## Written instruction
Extract each line containing the string "colors".

## Source records
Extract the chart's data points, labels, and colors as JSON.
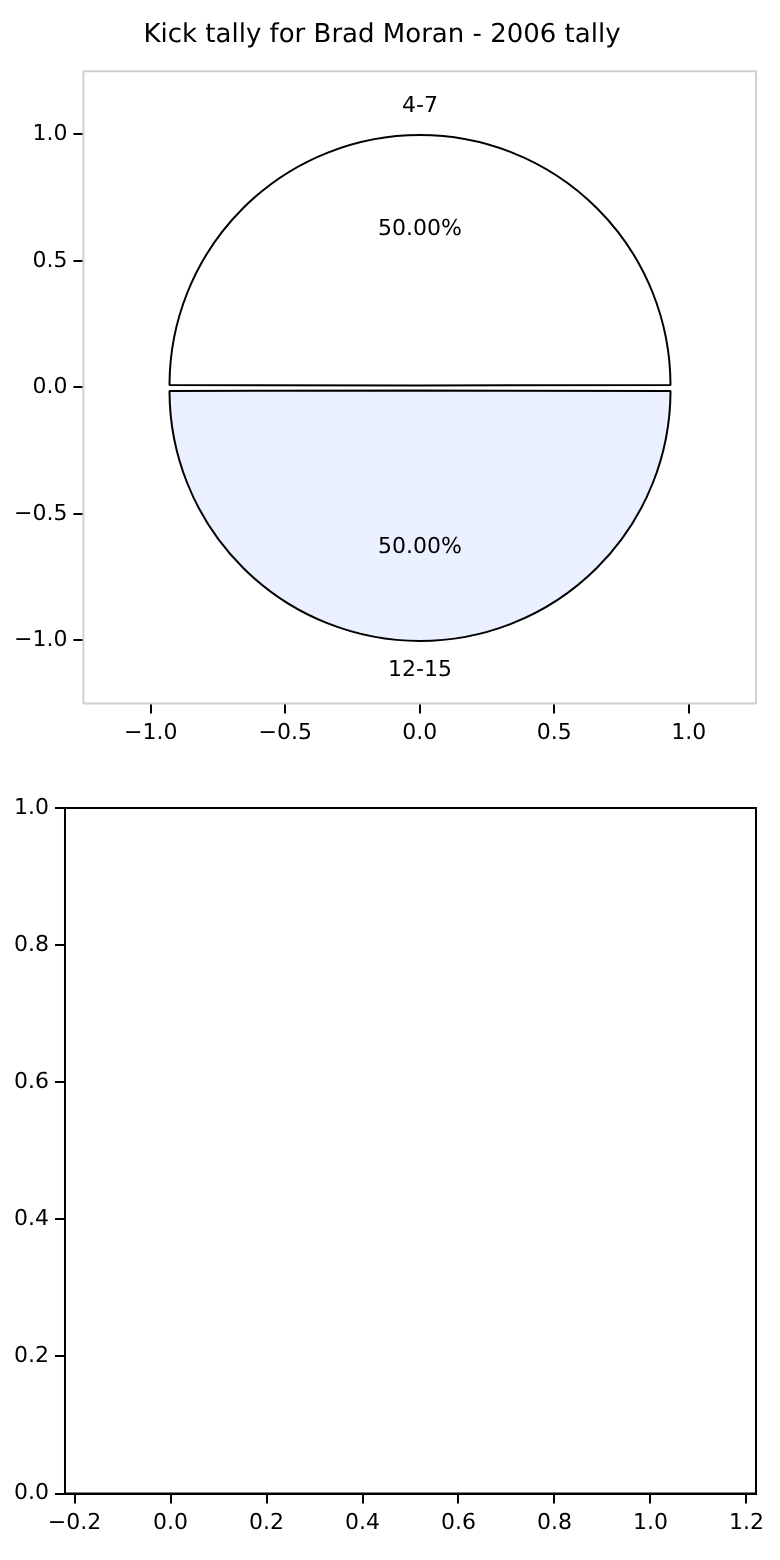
{
  "chart_data": [
    {
      "type": "scatter",
      "title": "Kick tally for Brad Moran - 2006 tally",
      "xlim": [
        -1.25,
        1.25
      ],
      "ylim": [
        -1.25,
        1.25
      ],
      "xticks": [
        {
          "value": -1,
          "label": "−1.0"
        },
        {
          "value": -0.5,
          "label": "−0.5"
        },
        {
          "value": 0,
          "label": "0.0"
        },
        {
          "value": 0.5,
          "label": "0.5"
        },
        {
          "value": 1,
          "label": "1.0"
        }
      ],
      "yticks": [
        {
          "value": -1,
          "label": "−1.0"
        },
        {
          "value": -0.5,
          "label": "−0.5"
        },
        {
          "value": 0,
          "label": "0.0"
        },
        {
          "value": 0.5,
          "label": "0.5"
        },
        {
          "value": 1,
          "label": "1.0"
        }
      ]
    },
    {
      "type": "pie",
      "categories": [
        "4-7",
        "12-15"
      ],
      "values": [
        50,
        50
      ],
      "colors": [
        "#ffffff",
        "#eaf0ff"
      ],
      "value_labels": [
        "50.00%",
        "50.00%"
      ]
    },
    {
      "type": "scatter",
      "xlim": [
        -0.22,
        1.22
      ],
      "ylim": [
        0,
        1
      ],
      "xticks": [
        {
          "value": -0.2,
          "label": "−0.2"
        },
        {
          "value": 0,
          "label": "0.0"
        },
        {
          "value": 0.2,
          "label": "0.2"
        },
        {
          "value": 0.4,
          "label": "0.4"
        },
        {
          "value": 0.6,
          "label": "0.6"
        },
        {
          "value": 0.8,
          "label": "0.8"
        },
        {
          "value": 1,
          "label": "1.0"
        },
        {
          "value": 1.2,
          "label": "1.2"
        }
      ],
      "yticks": [
        {
          "value": 0,
          "label": "0.0"
        },
        {
          "value": 0.2,
          "label": "0.2"
        },
        {
          "value": 0.4,
          "label": "0.4"
        },
        {
          "value": 0.6,
          "label": "0.6"
        },
        {
          "value": 0.8,
          "label": "0.8"
        },
        {
          "value": 1,
          "label": "1.0"
        }
      ]
    }
  ]
}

## Response to this task
Extract the chart's data points, labels, and colors as JSON.
      "colors": [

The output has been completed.